## START
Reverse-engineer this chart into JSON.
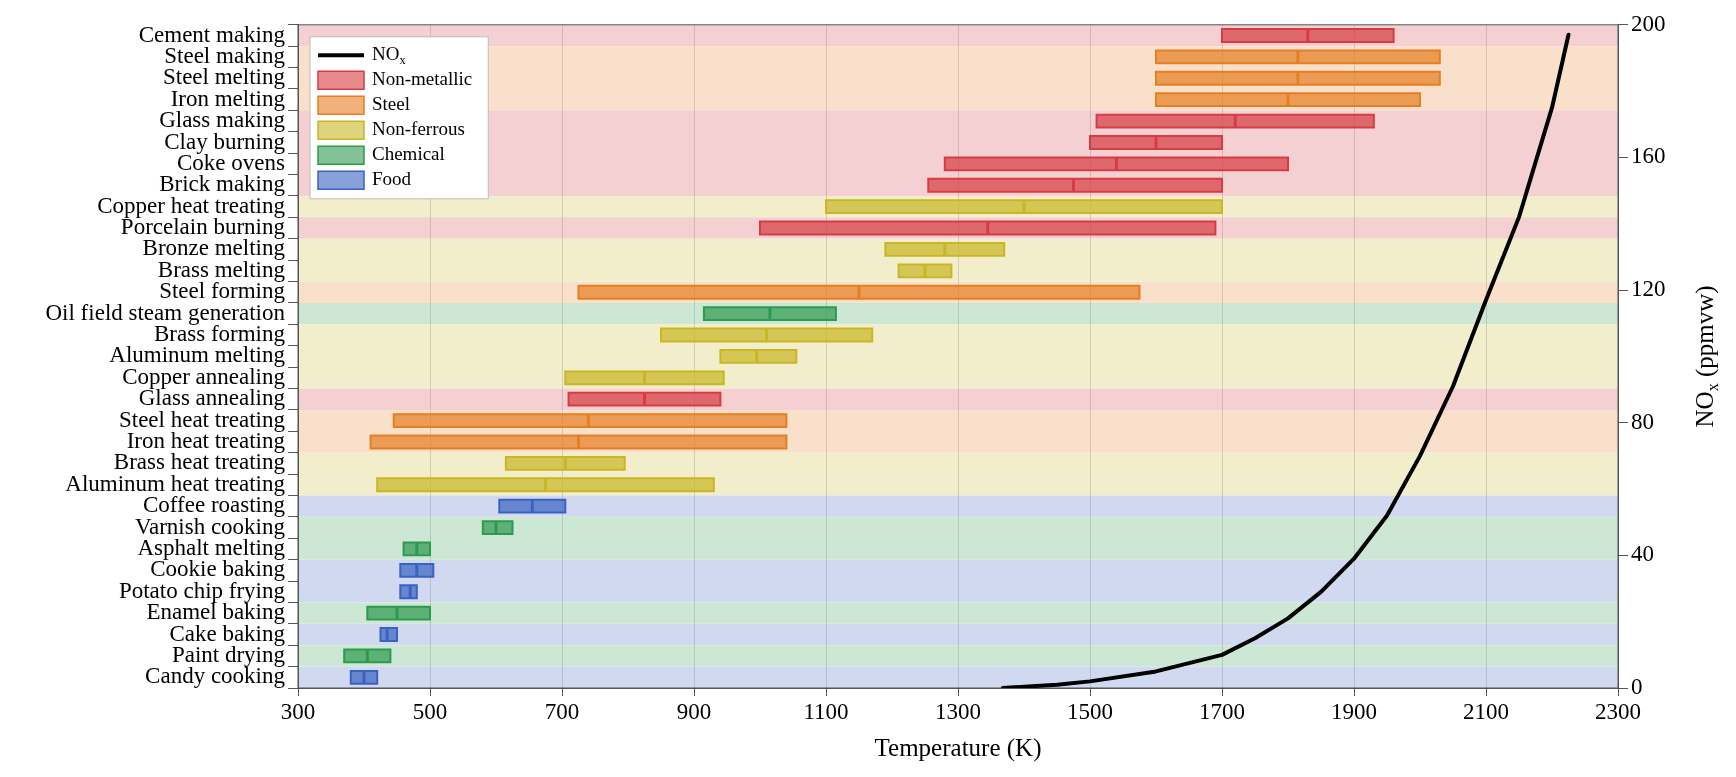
{
  "chart_data": [
    {
      "type": "box",
      "orientation": "horizontal",
      "legend": "top left",
      "grid": "x",
      "tick_labels": "y",
      "bands": [
        {
          "axis": "y",
          "from": "Cement making",
          "to": "Cement making",
          "color": "#f5d0d2"
        },
        {
          "axis": "y",
          "from": "Steel making",
          "to": "Iron melting",
          "color": "#f9e0ca"
        },
        {
          "axis": "y",
          "from": "Glass making",
          "to": "Brick making",
          "color": "#f5d0d2"
        },
        {
          "axis": "y",
          "from": "Copper heat treating",
          "to": "Copper heat treating",
          "color": "#f2eecb"
        },
        {
          "axis": "y",
          "from": "Porcelain burning",
          "to": "Porcelain burning",
          "color": "#f5d0d2"
        },
        {
          "axis": "y",
          "from": "Bronze melting",
          "to": "Brass melting",
          "color": "#f2eecb"
        },
        {
          "axis": "y",
          "from": "Steel forming",
          "to": "Steel forming",
          "color": "#f9e0ca"
        },
        {
          "axis": "y",
          "from": "Oil field steam generation",
          "to": "Oil field steam generation",
          "color": "#cde7d5"
        },
        {
          "axis": "y",
          "from": "Brass forming",
          "to": "Copper annealing",
          "color": "#f2eecb"
        },
        {
          "axis": "y",
          "from": "Glass annealing",
          "to": "Glass annealing",
          "color": "#f5d0d2"
        },
        {
          "axis": "y",
          "from": "Steel heat treating",
          "to": "Iron heat treating",
          "color": "#f9e0ca"
        },
        {
          "axis": "y",
          "from": "Brass heat treating",
          "to": "Aluminum heat treating",
          "color": "#f2eecb"
        },
        {
          "axis": "y",
          "from": "Coffee roasting",
          "to": "Coffee roasting",
          "color": "#d0d9f0"
        },
        {
          "axis": "y",
          "from": "Varnish cooking",
          "to": "Asphalt melting",
          "color": "#cde7d5"
        },
        {
          "axis": "y",
          "from": "Cookie baking",
          "to": "Potato chip frying",
          "color": "#d0d9f0"
        },
        {
          "axis": "y",
          "from": "Enamel baking",
          "to": "Enamel baking",
          "color": "#cde7d5"
        },
        {
          "axis": "y",
          "from": "Cake baking",
          "to": "Cake baking",
          "color": "#d0d9f0"
        },
        {
          "axis": "y",
          "from": "Paint drying",
          "to": "Paint drying",
          "color": "#cde7d5"
        },
        {
          "axis": "y",
          "from": "Candy cooking",
          "to": "Candy cooking",
          "color": "#d0d9f0"
        }
      ],
      "categories": [
        "Cement making",
        "Steel making",
        "Steel melting",
        "Iron melting",
        "Glass making",
        "Clay burning",
        "Coke ovens",
        "Brick making",
        "Copper heat treating",
        "Porcelain burning",
        "Bronze melting",
        "Brass melting",
        "Steel forming",
        "Oil field steam generation",
        "Brass forming",
        "Aluminum melting",
        "Copper annealing",
        "Glass annealing",
        "Steel heat treating",
        "Iron heat treating",
        "Brass heat treating",
        "Aluminum heat treating",
        "Coffee roasting",
        "Varnish cooking",
        "Asphalt melting",
        "Cookie baking",
        "Potato chip frying",
        "Enamel baking",
        "Cake baking",
        "Paint drying",
        "Candy cooking"
      ],
      "xlim": [
        300,
        2300
      ],
      "xticks": [
        300,
        500,
        700,
        900,
        1100,
        1300,
        1500,
        1700,
        1900,
        2100,
        2300
      ],
      "series": [
        {
          "name": "Non-metallic",
          "color": "#d63c42",
          "boxes": [
            {
              "low": 1700,
              "q1": 1700,
              "median": 1830,
              "q3": 1960,
              "high": 1960
            },
            null,
            null,
            null,
            {
              "low": 1510,
              "q1": 1510,
              "median": 1720,
              "q3": 1930,
              "high": 1930
            },
            {
              "low": 1500,
              "q1": 1500,
              "median": 1600,
              "q3": 1700,
              "high": 1700
            },
            {
              "low": 1280,
              "q1": 1280,
              "median": 1540,
              "q3": 1800,
              "high": 1800
            },
            {
              "low": 1255,
              "q1": 1255,
              "median": 1475,
              "q3": 1700,
              "high": 1700
            },
            null,
            {
              "low": 1000,
              "q1": 1000,
              "median": 1345,
              "q3": 1690,
              "high": 1690
            },
            null,
            null,
            null,
            null,
            null,
            null,
            null,
            {
              "low": 710,
              "q1": 710,
              "median": 825,
              "q3": 940,
              "high": 940
            },
            null,
            null,
            null,
            null,
            null,
            null,
            null,
            null,
            null,
            null,
            null,
            null,
            null
          ]
        },
        {
          "name": "Steel",
          "color": "#e67e22",
          "boxes": [
            null,
            {
              "low": 1600,
              "q1": 1600,
              "median": 1815,
              "q3": 2030,
              "high": 2030
            },
            {
              "low": 1600,
              "q1": 1600,
              "median": 1815,
              "q3": 2030,
              "high": 2030
            },
            {
              "low": 1600,
              "q1": 1600,
              "median": 1800,
              "q3": 2000,
              "high": 2000
            },
            null,
            null,
            null,
            null,
            null,
            null,
            null,
            null,
            {
              "low": 725,
              "q1": 725,
              "median": 1150,
              "q3": 1575,
              "high": 1575
            },
            null,
            null,
            null,
            null,
            null,
            {
              "low": 445,
              "q1": 445,
              "median": 740,
              "q3": 1040,
              "high": 1040
            },
            {
              "low": 410,
              "q1": 410,
              "median": 725,
              "q3": 1040,
              "high": 1040
            },
            null,
            null,
            null,
            null,
            null,
            null,
            null,
            null,
            null,
            null,
            null
          ]
        },
        {
          "name": "Non-ferrous",
          "color": "#c9b624",
          "boxes": [
            null,
            null,
            null,
            null,
            null,
            null,
            null,
            null,
            {
              "low": 1100,
              "q1": 1100,
              "median": 1400,
              "q3": 1700,
              "high": 1700
            },
            null,
            {
              "low": 1190,
              "q1": 1190,
              "median": 1280,
              "q3": 1370,
              "high": 1370
            },
            {
              "low": 1210,
              "q1": 1210,
              "median": 1250,
              "q3": 1290,
              "high": 1290
            },
            null,
            null,
            {
              "low": 850,
              "q1": 850,
              "median": 1010,
              "q3": 1170,
              "high": 1170
            },
            {
              "low": 940,
              "q1": 940,
              "median": 995,
              "q3": 1055,
              "high": 1055
            },
            {
              "low": 705,
              "q1": 705,
              "median": 825,
              "q3": 945,
              "high": 945
            },
            null,
            null,
            null,
            {
              "low": 615,
              "q1": 615,
              "median": 705,
              "q3": 795,
              "high": 795
            },
            {
              "low": 420,
              "q1": 420,
              "median": 675,
              "q3": 930,
              "high": 930
            },
            null,
            null,
            null,
            null,
            null,
            null,
            null,
            null,
            null
          ]
        },
        {
          "name": "Chemical",
          "color": "#2e9a4e",
          "boxes": [
            null,
            null,
            null,
            null,
            null,
            null,
            null,
            null,
            null,
            null,
            null,
            null,
            null,
            {
              "low": 915,
              "q1": 915,
              "median": 1015,
              "q3": 1115,
              "high": 1115
            },
            null,
            null,
            null,
            null,
            null,
            null,
            null,
            null,
            null,
            {
              "low": 580,
              "q1": 580,
              "median": 600,
              "q3": 625,
              "high": 625
            },
            {
              "low": 460,
              "q1": 460,
              "median": 480,
              "q3": 500,
              "high": 500
            },
            null,
            null,
            {
              "low": 405,
              "q1": 405,
              "median": 450,
              "q3": 500,
              "high": 500
            },
            null,
            {
              "low": 370,
              "q1": 370,
              "median": 405,
              "q3": 440,
              "high": 440
            },
            null
          ]
        },
        {
          "name": "Food",
          "color": "#3a62c2",
          "boxes": [
            null,
            null,
            null,
            null,
            null,
            null,
            null,
            null,
            null,
            null,
            null,
            null,
            null,
            null,
            null,
            null,
            null,
            null,
            null,
            null,
            null,
            null,
            {
              "low": 605,
              "q1": 605,
              "median": 655,
              "q3": 705,
              "high": 705
            },
            null,
            null,
            {
              "low": 455,
              "q1": 455,
              "median": 480,
              "q3": 505,
              "high": 505
            },
            {
              "low": 455,
              "q1": 455,
              "median": 470,
              "q3": 480,
              "high": 480
            },
            null,
            {
              "low": 425,
              "q1": 425,
              "median": 435,
              "q3": 450,
              "high": 450
            },
            null,
            {
              "low": 380,
              "q1": 380,
              "median": 400,
              "q3": 420,
              "high": 420
            }
          ]
        }
      ]
    },
    {
      "type": "line",
      "xlabel": "Temperature (K)",
      "y2label": "NO$_{x}$ (ppmvw)",
      "legend": "top left",
      "xlim": [
        300,
        2300
      ],
      "xticks": [
        300,
        500,
        700,
        900,
        1100,
        1300,
        1500,
        1700,
        1900,
        2100,
        2300
      ],
      "y2lim": [
        0,
        200
      ],
      "y2ticks": [
        0,
        40,
        80,
        120,
        160,
        200
      ],
      "series": [
        {
          "name": "NO$_{x}$",
          "axis": "y2",
          "color": "#000000",
          "x": [
            1368,
            1450,
            1500,
            1600,
            1700,
            1750,
            1800,
            1850,
            1900,
            1950,
            2000,
            2050,
            2100,
            2150,
            2200,
            2225
          ],
          "values": [
            0,
            1,
            2,
            5,
            10,
            15,
            21,
            29,
            39,
            52,
            70,
            91,
            117,
            142,
            175,
            197
          ]
        }
      ]
    }
  ]
}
## END
» What to produce
Scan the data above and copy every line with "drying" in it.

» Answer to the task
          "from": "Paint drying",
          "to": "Paint drying",
        "Paint drying",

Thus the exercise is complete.